**Activity**
Could you set down the full listing, unchanged?
———
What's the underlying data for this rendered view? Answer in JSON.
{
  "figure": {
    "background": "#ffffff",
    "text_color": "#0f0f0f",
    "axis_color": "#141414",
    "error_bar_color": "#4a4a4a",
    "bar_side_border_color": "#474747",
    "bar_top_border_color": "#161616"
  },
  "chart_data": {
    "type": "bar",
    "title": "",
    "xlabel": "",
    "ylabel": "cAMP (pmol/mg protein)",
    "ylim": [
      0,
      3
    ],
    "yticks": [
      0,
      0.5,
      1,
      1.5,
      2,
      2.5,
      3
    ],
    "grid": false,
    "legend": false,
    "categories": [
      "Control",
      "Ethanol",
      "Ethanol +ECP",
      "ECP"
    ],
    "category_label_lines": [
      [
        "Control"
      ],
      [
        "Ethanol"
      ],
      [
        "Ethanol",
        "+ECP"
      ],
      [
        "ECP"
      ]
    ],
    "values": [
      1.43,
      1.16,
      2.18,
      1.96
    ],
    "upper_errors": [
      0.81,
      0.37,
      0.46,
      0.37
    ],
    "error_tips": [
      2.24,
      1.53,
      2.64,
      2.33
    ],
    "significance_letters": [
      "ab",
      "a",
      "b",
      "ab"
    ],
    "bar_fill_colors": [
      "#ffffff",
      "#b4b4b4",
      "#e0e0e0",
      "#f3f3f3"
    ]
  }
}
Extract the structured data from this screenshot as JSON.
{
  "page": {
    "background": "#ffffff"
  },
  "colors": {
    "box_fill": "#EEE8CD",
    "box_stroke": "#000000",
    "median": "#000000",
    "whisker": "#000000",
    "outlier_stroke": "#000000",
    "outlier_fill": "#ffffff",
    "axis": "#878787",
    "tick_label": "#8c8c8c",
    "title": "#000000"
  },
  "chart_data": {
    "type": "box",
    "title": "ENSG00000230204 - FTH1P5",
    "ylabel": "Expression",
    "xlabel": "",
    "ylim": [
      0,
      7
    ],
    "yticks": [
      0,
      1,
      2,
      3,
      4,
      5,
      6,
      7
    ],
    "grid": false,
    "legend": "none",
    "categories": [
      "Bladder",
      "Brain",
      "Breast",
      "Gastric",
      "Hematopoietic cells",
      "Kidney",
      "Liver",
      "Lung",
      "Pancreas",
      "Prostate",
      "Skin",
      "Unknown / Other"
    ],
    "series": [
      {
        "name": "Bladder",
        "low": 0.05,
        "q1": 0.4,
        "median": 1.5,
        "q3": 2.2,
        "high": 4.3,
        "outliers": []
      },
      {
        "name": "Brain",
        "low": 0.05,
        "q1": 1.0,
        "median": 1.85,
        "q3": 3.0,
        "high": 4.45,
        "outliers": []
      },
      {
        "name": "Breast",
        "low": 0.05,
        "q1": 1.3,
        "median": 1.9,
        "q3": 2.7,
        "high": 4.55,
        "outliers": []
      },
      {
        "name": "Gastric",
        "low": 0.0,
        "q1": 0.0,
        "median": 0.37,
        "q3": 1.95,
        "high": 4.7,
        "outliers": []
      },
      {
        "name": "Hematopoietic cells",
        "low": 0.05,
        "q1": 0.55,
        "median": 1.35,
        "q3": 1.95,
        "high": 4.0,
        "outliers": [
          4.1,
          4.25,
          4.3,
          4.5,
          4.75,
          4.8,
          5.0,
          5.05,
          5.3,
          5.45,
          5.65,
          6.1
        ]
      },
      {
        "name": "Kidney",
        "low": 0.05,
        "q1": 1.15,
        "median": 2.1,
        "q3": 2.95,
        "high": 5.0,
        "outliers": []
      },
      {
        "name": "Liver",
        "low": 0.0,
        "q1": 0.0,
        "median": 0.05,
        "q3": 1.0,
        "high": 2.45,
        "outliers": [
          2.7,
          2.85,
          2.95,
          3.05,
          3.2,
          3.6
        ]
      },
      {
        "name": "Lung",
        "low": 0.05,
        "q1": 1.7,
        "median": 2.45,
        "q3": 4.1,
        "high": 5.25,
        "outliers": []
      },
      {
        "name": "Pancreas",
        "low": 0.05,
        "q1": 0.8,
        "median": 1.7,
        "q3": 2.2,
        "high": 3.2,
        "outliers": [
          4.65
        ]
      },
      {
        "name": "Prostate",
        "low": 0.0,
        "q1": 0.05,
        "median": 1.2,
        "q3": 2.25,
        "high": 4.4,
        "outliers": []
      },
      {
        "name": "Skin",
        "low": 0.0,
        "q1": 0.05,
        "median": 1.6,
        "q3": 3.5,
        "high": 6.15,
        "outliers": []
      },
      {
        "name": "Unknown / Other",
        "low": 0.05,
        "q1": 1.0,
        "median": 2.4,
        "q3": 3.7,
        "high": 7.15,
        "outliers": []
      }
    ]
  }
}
———
**Answer space**
What's the underlying data for this rendered view? Answer in JSON.
{
  "figure": {
    "background": "#ffffff",
    "text_color": "#0f0f0f",
    "axis_color": "#141414",
    "error_bar_color": "#4a4a4a",
    "bar_side_border_color": "#474747",
    "bar_top_border_color": "#161616"
  },
  "chart_data": {
    "type": "bar",
    "title": "",
    "xlabel": "",
    "ylabel": "cAMP (pmol/mg protein)",
    "ylim": [
      0,
      3
    ],
    "yticks": [
      0,
      0.5,
      1,
      1.5,
      2,
      2.5,
      3
    ],
    "grid": false,
    "legend": false,
    "categories": [
      "Control",
      "Ethanol",
      "Ethanol +ECP",
      "ECP"
    ],
    "category_label_lines": [
      [
        "Control"
      ],
      [
        "Ethanol"
      ],
      [
        "Ethanol",
        "+ECP"
      ],
      [
        "ECP"
      ]
    ],
    "values": [
      1.43,
      1.16,
      2.18,
      1.96
    ],
    "upper_errors": [
      0.81,
      0.37,
      0.46,
      0.37
    ],
    "error_tips": [
      2.24,
      1.53,
      2.64,
      2.33
    ],
    "significance_letters": [
      "ab",
      "a",
      "b",
      "ab"
    ],
    "bar_fill_colors": [
      "#ffffff",
      "#b4b4b4",
      "#e0e0e0",
      "#f3f3f3"
    ]
  }
}
Extract the structured data from this screenshot as JSON.
{
  "page": {
    "background": "#ffffff"
  },
  "colors": {
    "box_fill": "#EEE8CD",
    "box_stroke": "#000000",
    "median": "#000000",
    "whisker": "#000000",
    "outlier_stroke": "#000000",
    "outlier_fill": "#ffffff",
    "axis": "#878787",
    "tick_label": "#8c8c8c",
    "title": "#000000"
  },
  "chart_data": {
    "type": "box",
    "title": "ENSG00000230204 - FTH1P5",
    "ylabel": "Expression",
    "xlabel": "",
    "ylim": [
      0,
      7
    ],
    "yticks": [
      0,
      1,
      2,
      3,
      4,
      5,
      6,
      7
    ],
    "grid": false,
    "legend": "none",
    "categories": [
      "Bladder",
      "Brain",
      "Breast",
      "Gastric",
      "Hematopoietic cells",
      "Kidney",
      "Liver",
      "Lung",
      "Pancreas",
      "Prostate",
      "Skin",
      "Unknown / Other"
    ],
    "series": [
      {
        "name": "Bladder",
        "low": 0.05,
        "q1": 0.4,
        "median": 1.5,
        "q3": 2.2,
        "high": 4.3,
        "outliers": []
      },
      {
        "name": "Brain",
        "low": 0.05,
        "q1": 1.0,
        "median": 1.85,
        "q3": 3.0,
        "high": 4.45,
        "outliers": []
      },
      {
        "name": "Breast",
        "low": 0.05,
        "q1": 1.3,
        "median": 1.9,
        "q3": 2.7,
        "high": 4.55,
        "outliers": []
      },
      {
        "name": "Gastric",
        "low": 0.0,
        "q1": 0.0,
        "median": 0.37,
        "q3": 1.95,
        "high": 4.7,
        "outliers": []
      },
      {
        "name": "Hematopoietic cells",
        "low": 0.05,
        "q1": 0.55,
        "median": 1.35,
        "q3": 1.95,
        "high": 4.0,
        "outliers": [
          4.1,
          4.25,
          4.3,
          4.5,
          4.75,
          4.8,
          5.0,
          5.05,
          5.3,
          5.45,
          5.65,
          6.1
        ]
      },
      {
        "name": "Kidney",
        "low": 0.05,
        "q1": 1.15,
        "median": 2.1,
        "q3": 2.95,
        "high": 5.0,
        "outliers": []
      },
      {
        "name": "Liver",
        "low": 0.0,
        "q1": 0.0,
        "median": 0.05,
        "q3": 1.0,
        "high": 2.45,
        "outliers": [
          2.7,
          2.85,
          2.95,
          3.05,
          3.2,
          3.6
        ]
      },
      {
        "name": "Lung",
        "low": 0.05,
        "q1": 1.7,
        "median": 2.45,
        "q3": 4.1,
        "high": 5.25,
        "outliers": []
      },
      {
        "name": "Pancreas",
        "low": 0.05,
        "q1": 0.8,
        "median": 1.7,
        "q3": 2.2,
        "high": 3.2,
        "outliers": [
          4.65
        ]
      },
      {
        "name": "Prostate",
        "low": 0.0,
        "q1": 0.05,
        "median": 1.2,
        "q3": 2.25,
        "high": 4.4,
        "outliers": []
      },
      {
        "name": "Skin",
        "low": 0.0,
        "q1": 0.05,
        "median": 1.6,
        "q3": 3.5,
        "high": 6.15,
        "outliers": []
      },
      {
        "name": "Unknown / Other",
        "low": 0.05,
        "q1": 1.0,
        "median": 2.4,
        "q3": 3.7,
        "high": 7.15,
        "outliers": []
      }
    ]
  }
}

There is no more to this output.